** Begin **

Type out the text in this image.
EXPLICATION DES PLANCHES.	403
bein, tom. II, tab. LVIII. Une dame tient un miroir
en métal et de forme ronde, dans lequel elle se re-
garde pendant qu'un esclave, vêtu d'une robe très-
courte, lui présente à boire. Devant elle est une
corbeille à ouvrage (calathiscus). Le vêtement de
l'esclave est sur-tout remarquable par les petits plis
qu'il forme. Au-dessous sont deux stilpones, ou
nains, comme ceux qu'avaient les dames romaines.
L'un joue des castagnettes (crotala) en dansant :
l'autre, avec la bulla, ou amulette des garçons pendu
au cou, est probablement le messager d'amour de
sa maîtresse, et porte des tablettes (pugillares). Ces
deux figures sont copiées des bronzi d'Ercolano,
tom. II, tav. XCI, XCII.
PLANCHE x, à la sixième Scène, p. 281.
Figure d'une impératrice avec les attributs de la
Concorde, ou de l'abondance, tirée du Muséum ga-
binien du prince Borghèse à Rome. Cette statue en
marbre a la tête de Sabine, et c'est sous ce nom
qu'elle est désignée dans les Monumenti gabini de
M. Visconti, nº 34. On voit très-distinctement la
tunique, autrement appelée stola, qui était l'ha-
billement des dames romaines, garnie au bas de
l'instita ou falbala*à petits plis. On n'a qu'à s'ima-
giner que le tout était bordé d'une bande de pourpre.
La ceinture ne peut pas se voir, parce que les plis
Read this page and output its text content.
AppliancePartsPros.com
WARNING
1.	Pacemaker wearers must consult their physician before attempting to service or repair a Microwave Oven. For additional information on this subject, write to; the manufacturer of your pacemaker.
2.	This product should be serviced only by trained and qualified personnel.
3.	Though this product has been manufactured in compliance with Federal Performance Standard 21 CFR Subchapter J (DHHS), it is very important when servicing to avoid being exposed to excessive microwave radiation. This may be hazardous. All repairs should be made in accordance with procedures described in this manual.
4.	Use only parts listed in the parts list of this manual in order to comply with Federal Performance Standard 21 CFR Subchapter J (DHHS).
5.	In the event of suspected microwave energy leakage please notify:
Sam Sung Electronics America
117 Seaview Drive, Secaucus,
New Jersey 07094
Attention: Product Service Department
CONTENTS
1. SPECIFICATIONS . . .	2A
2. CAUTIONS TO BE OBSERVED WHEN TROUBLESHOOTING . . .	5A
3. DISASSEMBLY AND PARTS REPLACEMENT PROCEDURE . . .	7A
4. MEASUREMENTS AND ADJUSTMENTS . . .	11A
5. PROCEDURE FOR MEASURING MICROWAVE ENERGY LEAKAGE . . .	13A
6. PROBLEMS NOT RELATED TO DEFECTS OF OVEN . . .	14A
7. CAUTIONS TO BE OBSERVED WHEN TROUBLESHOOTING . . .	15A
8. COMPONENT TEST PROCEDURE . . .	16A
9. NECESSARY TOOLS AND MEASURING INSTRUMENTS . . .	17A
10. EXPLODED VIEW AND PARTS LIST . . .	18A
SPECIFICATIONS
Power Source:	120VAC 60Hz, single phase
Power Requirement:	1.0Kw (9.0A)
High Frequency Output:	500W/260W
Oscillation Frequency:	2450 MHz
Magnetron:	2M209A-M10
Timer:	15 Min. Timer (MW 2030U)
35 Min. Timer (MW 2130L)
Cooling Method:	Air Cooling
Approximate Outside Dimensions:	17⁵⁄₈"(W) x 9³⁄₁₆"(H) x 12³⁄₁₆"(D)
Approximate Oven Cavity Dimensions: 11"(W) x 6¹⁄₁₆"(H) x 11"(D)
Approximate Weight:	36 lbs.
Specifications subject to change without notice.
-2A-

** End **

Restate each record exactly as written.

Type out the text in this image.
EXPLICATION DES PLANCHES.	403
bein, tom. II, tab. LVIII. Une dame tient un miroir
en métal et de forme ronde, dans lequel elle se re-
garde pendant qu'un esclave, vêtu d'une robe très-
courte, lui présente à boire. Devant elle est une
corbeille à ouvrage (calathiscus). Le vêtement de
l'esclave est sur-tout remarquable par les petits plis
qu'il forme. Au-dessous sont deux stilpones, ou
nains, comme ceux qu'avaient les dames romaines.
L'un joue des castagnettes (crotala) en dansant :
l'autre, avec la bulla, ou amulette des garçons pendu
au cou, est probablement le messager d'amour de
sa maîtresse, et porte des tablettes (pugillares). Ces
deux figures sont copiées des bronzi d'Ercolano,
tom. II, tav. XCI, XCII.
PLANCHE x, à la sixième Scène, p. 281.
Figure d'une impératrice avec les attributs de la
Concorde, ou de l'abondance, tirée du Muséum ga-
binien du prince Borghèse à Rome. Cette statue en
marbre a la tête de Sabine, et c'est sous ce nom
qu'elle est désignée dans les Monumenti gabini de
M. Visconti, nº 34. On voit très-distinctement la
tunique, autrement appelée stola, qui était l'ha-
billement des dames romaines, garnie au bas de
l'instita ou falbala*à petits plis. On n'a qu'à s'ima-
giner que le tout était bordé d'une bande de pourpre.
La ceinture ne peut pas se voir, parce que les plis
Read this page and output its text content.
AppliancePartsPros.com
WARNING
1.	Pacemaker wearers must consult their physician before attempting to service or repair a Microwave Oven. For additional information on this subject, write to; the manufacturer of your pacemaker.
2.	This product should be serviced only by trained and qualified personnel.
3.	Though this product has been manufactured in compliance with Federal Performance Standard 21 CFR Subchapter J (DHHS), it is very important when servicing to avoid being exposed to excessive microwave radiation. This may be hazardous. All repairs should be made in accordance with procedures described in this manual.
4.	Use only parts listed in the parts list of this manual in order to comply with Federal Performance Standard 21 CFR Subchapter J (DHHS).
5.	In the event of suspected microwave energy leakage please notify:
Sam Sung Electronics America
117 Seaview Drive, Secaucus,
New Jersey 07094
Attention: Product Service Department
CONTENTS
1. SPECIFICATIONS . . .	2A
2. CAUTIONS TO BE OBSERVED WHEN TROUBLESHOOTING . . .	5A
3. DISASSEMBLY AND PARTS REPLACEMENT PROCEDURE . . .	7A
4. MEASUREMENTS AND ADJUSTMENTS . . .	11A
5. PROCEDURE FOR MEASURING MICROWAVE ENERGY LEAKAGE . . .	13A
6. PROBLEMS NOT RELATED TO DEFECTS OF OVEN . . .	14A
7. CAUTIONS TO BE OBSERVED WHEN TROUBLESHOOTING . . .	15A
8. COMPONENT TEST PROCEDURE . . .	16A
9. NECESSARY TOOLS AND MEASURING INSTRUMENTS . . .	17A
10. EXPLODED VIEW AND PARTS LIST . . .	18A
SPECIFICATIONS
Power Source:	120VAC 60Hz, single phase
Power Requirement:	1.0Kw (9.0A)
High Frequency Output:	500W/260W
Oscillation Frequency:	2450 MHz
Magnetron:	2M209A-M10
Timer:	15 Min. Timer (MW 2030U)
35 Min. Timer (MW 2130L)
Cooling Method:	Air Cooling
Approximate Outside Dimensions:	17⁵⁄₈"(W) x 9³⁄₁₆"(H) x 12³⁄₁₆"(D)
Approximate Oven Cavity Dimensions: 11"(W) x 6¹⁄₁₆"(H) x 11"(D)
Approximate Weight:	36 lbs.
Specifications subject to change without notice.
-2A-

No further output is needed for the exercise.